* Direction *
Quote the whole listing word for word. Do not include the pictures.

====== Dataset entries

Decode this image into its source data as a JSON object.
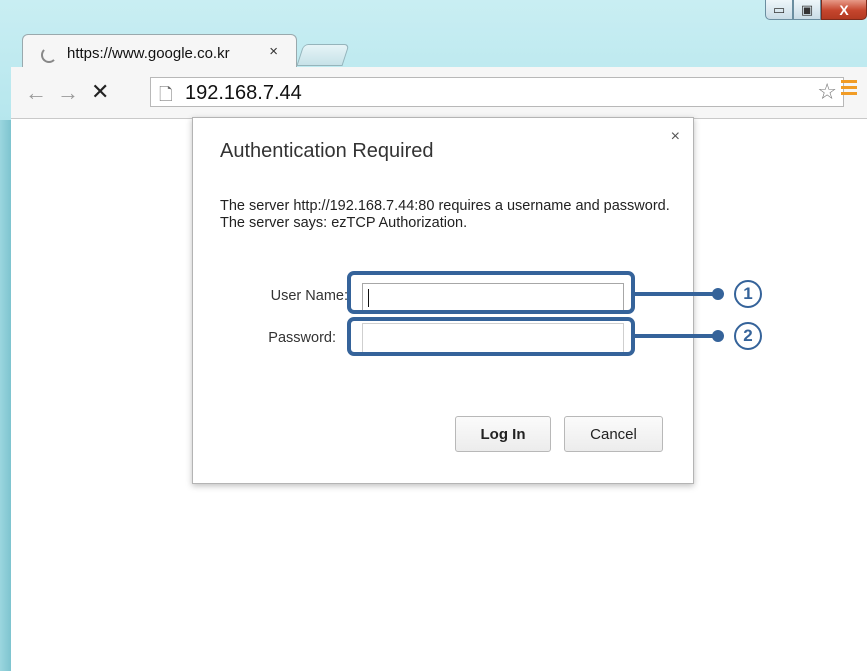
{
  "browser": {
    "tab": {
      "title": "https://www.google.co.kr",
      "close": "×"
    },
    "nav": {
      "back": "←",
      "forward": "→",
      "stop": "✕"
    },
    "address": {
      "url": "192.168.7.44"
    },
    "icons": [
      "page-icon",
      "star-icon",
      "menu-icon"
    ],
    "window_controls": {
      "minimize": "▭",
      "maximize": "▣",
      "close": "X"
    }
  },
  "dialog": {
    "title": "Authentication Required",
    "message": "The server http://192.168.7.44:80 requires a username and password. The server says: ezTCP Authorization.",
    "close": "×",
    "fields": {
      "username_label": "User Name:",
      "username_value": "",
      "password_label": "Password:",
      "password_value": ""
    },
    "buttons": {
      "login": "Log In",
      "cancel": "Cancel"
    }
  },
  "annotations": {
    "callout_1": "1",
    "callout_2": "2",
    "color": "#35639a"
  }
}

============

* Answer *
Decode this image into its source data as a JSON object.
{
  "browser": {
    "tab": {
      "title": "https://www.google.co.kr",
      "close": "×"
    },
    "nav": {
      "back": "←",
      "forward": "→",
      "stop": "✕"
    },
    "address": {
      "url": "192.168.7.44"
    },
    "icons": [
      "page-icon",
      "star-icon",
      "menu-icon"
    ],
    "window_controls": {
      "minimize": "▭",
      "maximize": "▣",
      "close": "X"
    }
  },
  "dialog": {
    "title": "Authentication Required",
    "message": "The server http://192.168.7.44:80 requires a username and password. The server says: ezTCP Authorization.",
    "close": "×",
    "fields": {
      "username_label": "User Name:",
      "username_value": "",
      "password_label": "Password:",
      "password_value": ""
    },
    "buttons": {
      "login": "Log In",
      "cancel": "Cancel"
    }
  },
  "annotations": {
    "callout_1": "1",
    "callout_2": "2",
    "color": "#35639a"
  }
}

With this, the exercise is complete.